**WRITTEN REQUEST**
Write out every entry, unchanged. Skip any picture.

(Figure collection entries)
- - - - -
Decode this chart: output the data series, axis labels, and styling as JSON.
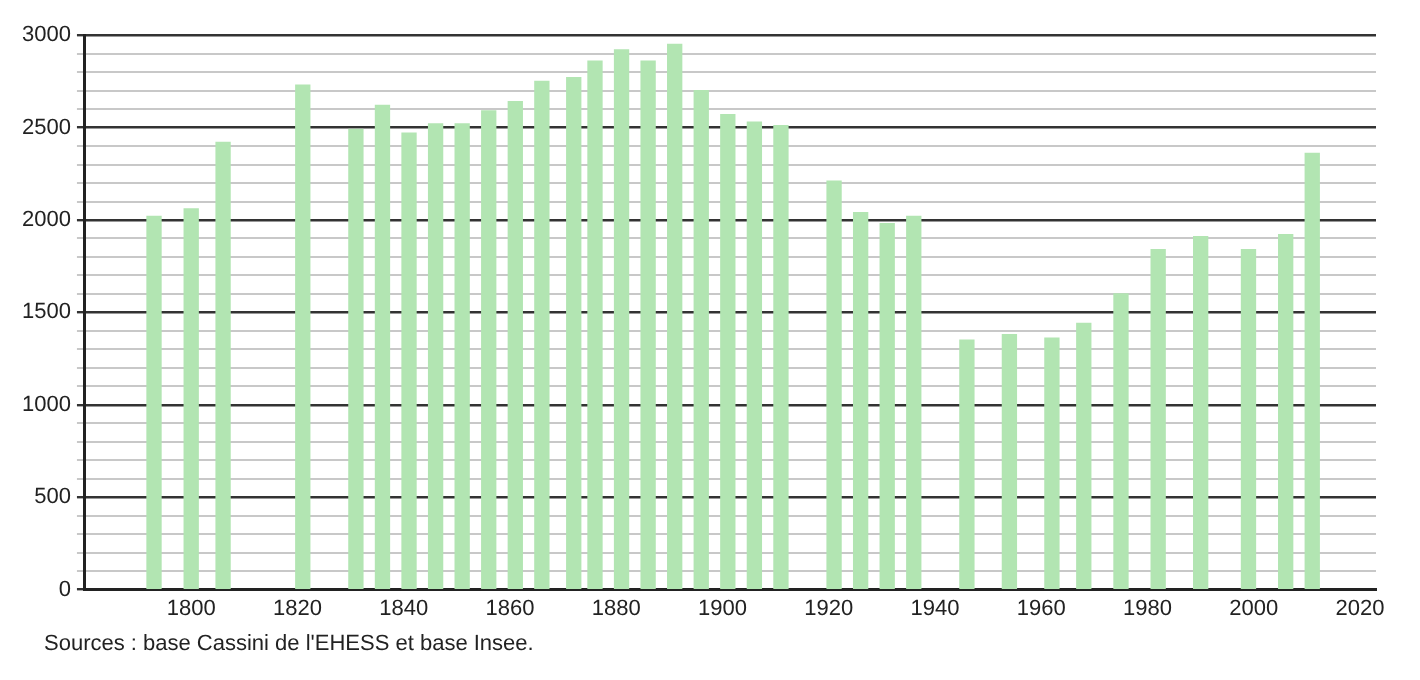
{
  "chart_data": {
    "type": "bar",
    "x": [
      1793,
      1800,
      1806,
      1821,
      1831,
      1836,
      1841,
      1846,
      1851,
      1856,
      1861,
      1866,
      1872,
      1876,
      1881,
      1886,
      1891,
      1896,
      1901,
      1906,
      1911,
      1921,
      1926,
      1931,
      1936,
      1946,
      1954,
      1962,
      1968,
      1975,
      1982,
      1990,
      1999,
      2006,
      2011
    ],
    "values": [
      2020,
      2060,
      2420,
      2730,
      2490,
      2620,
      2470,
      2520,
      2520,
      2590,
      2640,
      2750,
      2770,
      2860,
      2920,
      2860,
      2950,
      2700,
      2570,
      2530,
      2510,
      2210,
      2040,
      1980,
      2020,
      1350,
      1380,
      1360,
      1440,
      1600,
      1840,
      1910,
      1840,
      1920,
      2360
    ],
    "color": "#b2e5b2",
    "xlim": [
      1780,
      2023
    ],
    "xticks": [
      1800,
      1820,
      1840,
      1860,
      1880,
      1900,
      1920,
      1940,
      1960,
      1980,
      2000,
      2020
    ],
    "ylim": [
      0,
      3000
    ],
    "yticks": [
      0,
      {
        "value": 100,
        "label": null
      },
      {
        "value": 200,
        "label": null
      },
      {
        "value": 300,
        "label": null
      },
      {
        "value": 400,
        "label": null
      },
      500,
      {
        "value": 600,
        "label": null
      },
      {
        "value": 700,
        "label": null
      },
      {
        "value": 800,
        "label": null
      },
      {
        "value": 900,
        "label": null
      },
      1000,
      {
        "value": 1100,
        "label": null
      },
      {
        "value": 1200,
        "label": null
      },
      {
        "value": 1300,
        "label": null
      },
      {
        "value": 1400,
        "label": null
      },
      1500,
      {
        "value": 1600,
        "label": null
      },
      {
        "value": 1700,
        "label": null
      },
      {
        "value": 1800,
        "label": null
      },
      {
        "value": 1900,
        "label": null
      },
      2000,
      {
        "value": 2100,
        "label": null
      },
      {
        "value": 2200,
        "label": null
      },
      {
        "value": 2300,
        "label": null
      },
      {
        "value": 2400,
        "label": null
      },
      2500,
      {
        "value": 2600,
        "label": null
      },
      {
        "value": 2700,
        "label": null
      },
      {
        "value": 2800,
        "label": null
      },
      {
        "value": 2900,
        "label": null
      },
      3000
    ],
    "grid": "y",
    "legend": false,
    "annotations": [
      "Sources : base Cassini de l'EHESS et base Insee."
    ]
  }
}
- - - - -
**OUTPUT FOR THIS TASK**
Decode this chart: output the data series, axis labels, and styling as JSON.
{
  "chart_data": {
    "type": "bar",
    "x": [
      1793,
      1800,
      1806,
      1821,
      1831,
      1836,
      1841,
      1846,
      1851,
      1856,
      1861,
      1866,
      1872,
      1876,
      1881,
      1886,
      1891,
      1896,
      1901,
      1906,
      1911,
      1921,
      1926,
      1931,
      1936,
      1946,
      1954,
      1962,
      1968,
      1975,
      1982,
      1990,
      1999,
      2006,
      2011
    ],
    "values": [
      2020,
      2060,
      2420,
      2730,
      2490,
      2620,
      2470,
      2520,
      2520,
      2590,
      2640,
      2750,
      2770,
      2860,
      2920,
      2860,
      2950,
      2700,
      2570,
      2530,
      2510,
      2210,
      2040,
      1980,
      2020,
      1350,
      1380,
      1360,
      1440,
      1600,
      1840,
      1910,
      1840,
      1920,
      2360
    ],
    "color": "#b2e5b2",
    "xlim": [
      1780,
      2023
    ],
    "xticks": [
      1800,
      1820,
      1840,
      1860,
      1880,
      1900,
      1920,
      1940,
      1960,
      1980,
      2000,
      2020
    ],
    "ylim": [
      0,
      3000
    ],
    "yticks": [
      0,
      {
        "value": 100,
        "label": null
      },
      {
        "value": 200,
        "label": null
      },
      {
        "value": 300,
        "label": null
      },
      {
        "value": 400,
        "label": null
      },
      500,
      {
        "value": 600,
        "label": null
      },
      {
        "value": 700,
        "label": null
      },
      {
        "value": 800,
        "label": null
      },
      {
        "value": 900,
        "label": null
      },
      1000,
      {
        "value": 1100,
        "label": null
      },
      {
        "value": 1200,
        "label": null
      },
      {
        "value": 1300,
        "label": null
      },
      {
        "value": 1400,
        "label": null
      },
      1500,
      {
        "value": 1600,
        "label": null
      },
      {
        "value": 1700,
        "label": null
      },
      {
        "value": 1800,
        "label": null
      },
      {
        "value": 1900,
        "label": null
      },
      2000,
      {
        "value": 2100,
        "label": null
      },
      {
        "value": 2200,
        "label": null
      },
      {
        "value": 2300,
        "label": null
      },
      {
        "value": 2400,
        "label": null
      },
      2500,
      {
        "value": 2600,
        "label": null
      },
      {
        "value": 2700,
        "label": null
      },
      {
        "value": 2800,
        "label": null
      },
      {
        "value": 2900,
        "label": null
      },
      3000
    ],
    "grid": "y",
    "legend": false,
    "annotations": [
      "Sources : base Cassini de l'EHESS et base Insee."
    ]
  }
}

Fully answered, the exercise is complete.